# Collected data
— Begin —
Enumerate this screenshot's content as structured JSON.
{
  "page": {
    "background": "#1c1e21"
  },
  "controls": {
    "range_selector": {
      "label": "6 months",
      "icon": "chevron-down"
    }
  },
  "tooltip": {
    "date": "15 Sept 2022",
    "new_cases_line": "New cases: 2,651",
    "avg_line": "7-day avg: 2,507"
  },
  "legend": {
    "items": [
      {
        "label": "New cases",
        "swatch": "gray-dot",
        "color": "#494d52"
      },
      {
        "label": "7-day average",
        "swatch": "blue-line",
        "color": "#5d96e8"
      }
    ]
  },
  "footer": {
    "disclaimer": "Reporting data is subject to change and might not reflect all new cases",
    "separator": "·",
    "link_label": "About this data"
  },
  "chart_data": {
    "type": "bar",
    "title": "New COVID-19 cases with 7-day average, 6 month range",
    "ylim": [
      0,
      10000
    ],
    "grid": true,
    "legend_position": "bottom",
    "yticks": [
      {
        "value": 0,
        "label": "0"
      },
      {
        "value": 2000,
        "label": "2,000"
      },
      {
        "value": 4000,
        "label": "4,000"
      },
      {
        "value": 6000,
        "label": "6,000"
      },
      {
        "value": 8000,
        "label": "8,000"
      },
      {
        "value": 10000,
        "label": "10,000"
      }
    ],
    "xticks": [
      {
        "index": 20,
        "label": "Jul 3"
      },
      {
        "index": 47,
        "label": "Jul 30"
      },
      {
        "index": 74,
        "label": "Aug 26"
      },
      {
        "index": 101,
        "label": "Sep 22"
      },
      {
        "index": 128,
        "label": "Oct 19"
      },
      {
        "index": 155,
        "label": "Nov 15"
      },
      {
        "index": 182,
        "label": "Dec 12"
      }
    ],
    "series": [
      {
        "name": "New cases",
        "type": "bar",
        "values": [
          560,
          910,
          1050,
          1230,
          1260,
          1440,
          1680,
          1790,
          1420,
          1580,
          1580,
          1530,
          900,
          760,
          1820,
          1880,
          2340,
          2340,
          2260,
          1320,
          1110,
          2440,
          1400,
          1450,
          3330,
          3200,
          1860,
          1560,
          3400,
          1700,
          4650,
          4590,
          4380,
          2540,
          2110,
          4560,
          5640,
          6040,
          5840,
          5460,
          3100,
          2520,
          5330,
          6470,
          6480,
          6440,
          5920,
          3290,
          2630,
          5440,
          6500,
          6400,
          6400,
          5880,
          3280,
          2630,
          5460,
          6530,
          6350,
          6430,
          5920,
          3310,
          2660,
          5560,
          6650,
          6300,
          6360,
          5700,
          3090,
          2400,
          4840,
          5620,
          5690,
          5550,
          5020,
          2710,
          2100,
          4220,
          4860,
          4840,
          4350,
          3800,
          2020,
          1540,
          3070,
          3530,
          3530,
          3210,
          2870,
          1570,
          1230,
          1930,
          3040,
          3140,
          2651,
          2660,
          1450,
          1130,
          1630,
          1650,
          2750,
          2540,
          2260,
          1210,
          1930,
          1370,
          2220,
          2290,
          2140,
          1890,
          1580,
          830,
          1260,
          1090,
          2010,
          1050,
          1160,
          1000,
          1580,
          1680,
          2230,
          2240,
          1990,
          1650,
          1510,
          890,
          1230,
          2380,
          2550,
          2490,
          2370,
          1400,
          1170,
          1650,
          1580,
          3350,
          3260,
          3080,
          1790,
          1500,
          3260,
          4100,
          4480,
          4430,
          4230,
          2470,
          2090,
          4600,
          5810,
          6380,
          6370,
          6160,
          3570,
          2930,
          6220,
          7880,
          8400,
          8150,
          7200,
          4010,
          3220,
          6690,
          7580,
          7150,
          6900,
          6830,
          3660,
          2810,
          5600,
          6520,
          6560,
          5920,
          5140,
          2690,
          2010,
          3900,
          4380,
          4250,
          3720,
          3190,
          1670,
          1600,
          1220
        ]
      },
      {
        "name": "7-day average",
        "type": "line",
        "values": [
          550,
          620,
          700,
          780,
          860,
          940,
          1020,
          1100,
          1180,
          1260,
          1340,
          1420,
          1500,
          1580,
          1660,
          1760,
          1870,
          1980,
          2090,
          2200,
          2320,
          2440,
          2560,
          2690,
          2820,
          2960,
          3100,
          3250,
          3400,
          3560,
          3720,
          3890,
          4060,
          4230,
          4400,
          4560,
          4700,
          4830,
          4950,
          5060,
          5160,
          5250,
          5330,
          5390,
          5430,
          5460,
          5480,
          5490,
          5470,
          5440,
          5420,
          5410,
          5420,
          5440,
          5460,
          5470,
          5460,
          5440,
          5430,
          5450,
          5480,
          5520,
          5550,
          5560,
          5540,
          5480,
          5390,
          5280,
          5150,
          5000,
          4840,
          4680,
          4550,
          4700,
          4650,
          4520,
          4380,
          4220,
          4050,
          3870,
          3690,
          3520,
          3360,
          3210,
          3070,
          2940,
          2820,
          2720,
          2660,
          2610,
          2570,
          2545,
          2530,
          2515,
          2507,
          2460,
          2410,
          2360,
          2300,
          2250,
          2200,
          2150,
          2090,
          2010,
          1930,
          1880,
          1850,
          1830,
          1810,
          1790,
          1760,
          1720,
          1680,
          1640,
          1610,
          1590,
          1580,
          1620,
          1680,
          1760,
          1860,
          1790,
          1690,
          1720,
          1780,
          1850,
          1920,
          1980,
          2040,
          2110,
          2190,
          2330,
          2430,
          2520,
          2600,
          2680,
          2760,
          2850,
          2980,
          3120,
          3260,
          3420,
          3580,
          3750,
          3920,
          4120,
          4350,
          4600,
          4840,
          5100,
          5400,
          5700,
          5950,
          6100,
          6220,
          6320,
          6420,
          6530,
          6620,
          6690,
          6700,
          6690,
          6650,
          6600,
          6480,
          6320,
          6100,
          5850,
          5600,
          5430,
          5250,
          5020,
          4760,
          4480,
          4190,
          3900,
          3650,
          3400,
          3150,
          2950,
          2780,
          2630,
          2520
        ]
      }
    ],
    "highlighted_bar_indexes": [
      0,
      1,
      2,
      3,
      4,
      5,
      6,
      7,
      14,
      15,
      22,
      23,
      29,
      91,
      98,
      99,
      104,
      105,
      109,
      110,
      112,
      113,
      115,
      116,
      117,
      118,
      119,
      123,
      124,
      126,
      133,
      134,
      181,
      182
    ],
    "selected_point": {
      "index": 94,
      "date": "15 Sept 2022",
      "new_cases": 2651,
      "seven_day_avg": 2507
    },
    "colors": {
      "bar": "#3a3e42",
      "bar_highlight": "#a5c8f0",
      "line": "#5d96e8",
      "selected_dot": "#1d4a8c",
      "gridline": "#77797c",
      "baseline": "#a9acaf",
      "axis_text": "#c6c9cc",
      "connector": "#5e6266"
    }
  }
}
— End —
# INSTRUCTION
Word for word, extract all the records.

# THE SOLUTION
Enumerate this screenshot's content as structured JSON.
{
  "page": {
    "background": "#1c1e21"
  },
  "controls": {
    "range_selector": {
      "label": "6 months",
      "icon": "chevron-down"
    }
  },
  "tooltip": {
    "date": "15 Sept 2022",
    "new_cases_line": "New cases: 2,651",
    "avg_line": "7-day avg: 2,507"
  },
  "legend": {
    "items": [
      {
        "label": "New cases",
        "swatch": "gray-dot",
        "color": "#494d52"
      },
      {
        "label": "7-day average",
        "swatch": "blue-line",
        "color": "#5d96e8"
      }
    ]
  },
  "footer": {
    "disclaimer": "Reporting data is subject to change and might not reflect all new cases",
    "separator": "·",
    "link_label": "About this data"
  },
  "chart_data": {
    "type": "bar",
    "title": "New COVID-19 cases with 7-day average, 6 month range",
    "ylim": [
      0,
      10000
    ],
    "grid": true,
    "legend_position": "bottom",
    "yticks": [
      {
        "value": 0,
        "label": "0"
      },
      {
        "value": 2000,
        "label": "2,000"
      },
      {
        "value": 4000,
        "label": "4,000"
      },
      {
        "value": 6000,
        "label": "6,000"
      },
      {
        "value": 8000,
        "label": "8,000"
      },
      {
        "value": 10000,
        "label": "10,000"
      }
    ],
    "xticks": [
      {
        "index": 20,
        "label": "Jul 3"
      },
      {
        "index": 47,
        "label": "Jul 30"
      },
      {
        "index": 74,
        "label": "Aug 26"
      },
      {
        "index": 101,
        "label": "Sep 22"
      },
      {
        "index": 128,
        "label": "Oct 19"
      },
      {
        "index": 155,
        "label": "Nov 15"
      },
      {
        "index": 182,
        "label": "Dec 12"
      }
    ],
    "series": [
      {
        "name": "New cases",
        "type": "bar",
        "values": [
          560,
          910,
          1050,
          1230,
          1260,
          1440,
          1680,
          1790,
          1420,
          1580,
          1580,
          1530,
          900,
          760,
          1820,
          1880,
          2340,
          2340,
          2260,
          1320,
          1110,
          2440,
          1400,
          1450,
          3330,
          3200,
          1860,
          1560,
          3400,
          1700,
          4650,
          4590,
          4380,
          2540,
          2110,
          4560,
          5640,
          6040,
          5840,
          5460,
          3100,
          2520,
          5330,
          6470,
          6480,
          6440,
          5920,
          3290,
          2630,
          5440,
          6500,
          6400,
          6400,
          5880,
          3280,
          2630,
          5460,
          6530,
          6350,
          6430,
          5920,
          3310,
          2660,
          5560,
          6650,
          6300,
          6360,
          5700,
          3090,
          2400,
          4840,
          5620,
          5690,
          5550,
          5020,
          2710,
          2100,
          4220,
          4860,
          4840,
          4350,
          3800,
          2020,
          1540,
          3070,
          3530,
          3530,
          3210,
          2870,
          1570,
          1230,
          1930,
          3040,
          3140,
          2651,
          2660,
          1450,
          1130,
          1630,
          1650,
          2750,
          2540,
          2260,
          1210,
          1930,
          1370,
          2220,
          2290,
          2140,
          1890,
          1580,
          830,
          1260,
          1090,
          2010,
          1050,
          1160,
          1000,
          1580,
          1680,
          2230,
          2240,
          1990,
          1650,
          1510,
          890,
          1230,
          2380,
          2550,
          2490,
          2370,
          1400,
          1170,
          1650,
          1580,
          3350,
          3260,
          3080,
          1790,
          1500,
          3260,
          4100,
          4480,
          4430,
          4230,
          2470,
          2090,
          4600,
          5810,
          6380,
          6370,
          6160,
          3570,
          2930,
          6220,
          7880,
          8400,
          8150,
          7200,
          4010,
          3220,
          6690,
          7580,
          7150,
          6900,
          6830,
          3660,
          2810,
          5600,
          6520,
          6560,
          5920,
          5140,
          2690,
          2010,
          3900,
          4380,
          4250,
          3720,
          3190,
          1670,
          1600,
          1220
        ]
      },
      {
        "name": "7-day average",
        "type": "line",
        "values": [
          550,
          620,
          700,
          780,
          860,
          940,
          1020,
          1100,
          1180,
          1260,
          1340,
          1420,
          1500,
          1580,
          1660,
          1760,
          1870,
          1980,
          2090,
          2200,
          2320,
          2440,
          2560,
          2690,
          2820,
          2960,
          3100,
          3250,
          3400,
          3560,
          3720,
          3890,
          4060,
          4230,
          4400,
          4560,
          4700,
          4830,
          4950,
          5060,
          5160,
          5250,
          5330,
          5390,
          5430,
          5460,
          5480,
          5490,
          5470,
          5440,
          5420,
          5410,
          5420,
          5440,
          5460,
          5470,
          5460,
          5440,
          5430,
          5450,
          5480,
          5520,
          5550,
          5560,
          5540,
          5480,
          5390,
          5280,
          5150,
          5000,
          4840,
          4680,
          4550,
          4700,
          4650,
          4520,
          4380,
          4220,
          4050,
          3870,
          3690,
          3520,
          3360,
          3210,
          3070,
          2940,
          2820,
          2720,
          2660,
          2610,
          2570,
          2545,
          2530,
          2515,
          2507,
          2460,
          2410,
          2360,
          2300,
          2250,
          2200,
          2150,
          2090,
          2010,
          1930,
          1880,
          1850,
          1830,
          1810,
          1790,
          1760,
          1720,
          1680,
          1640,
          1610,
          1590,
          1580,
          1620,
          1680,
          1760,
          1860,
          1790,
          1690,
          1720,
          1780,
          1850,
          1920,
          1980,
          2040,
          2110,
          2190,
          2330,
          2430,
          2520,
          2600,
          2680,
          2760,
          2850,
          2980,
          3120,
          3260,
          3420,
          3580,
          3750,
          3920,
          4120,
          4350,
          4600,
          4840,
          5100,
          5400,
          5700,
          5950,
          6100,
          6220,
          6320,
          6420,
          6530,
          6620,
          6690,
          6700,
          6690,
          6650,
          6600,
          6480,
          6320,
          6100,
          5850,
          5600,
          5430,
          5250,
          5020,
          4760,
          4480,
          4190,
          3900,
          3650,
          3400,
          3150,
          2950,
          2780,
          2630,
          2520
        ]
      }
    ],
    "highlighted_bar_indexes": [
      0,
      1,
      2,
      3,
      4,
      5,
      6,
      7,
      14,
      15,
      22,
      23,
      29,
      91,
      98,
      99,
      104,
      105,
      109,
      110,
      112,
      113,
      115,
      116,
      117,
      118,
      119,
      123,
      124,
      126,
      133,
      134,
      181,
      182
    ],
    "selected_point": {
      "index": 94,
      "date": "15 Sept 2022",
      "new_cases": 2651,
      "seven_day_avg": 2507
    },
    "colors": {
      "bar": "#3a3e42",
      "bar_highlight": "#a5c8f0",
      "line": "#5d96e8",
      "selected_dot": "#1d4a8c",
      "gridline": "#77797c",
      "baseline": "#a9acaf",
      "axis_text": "#c6c9cc",
      "connector": "#5e6266"
    }
  }
}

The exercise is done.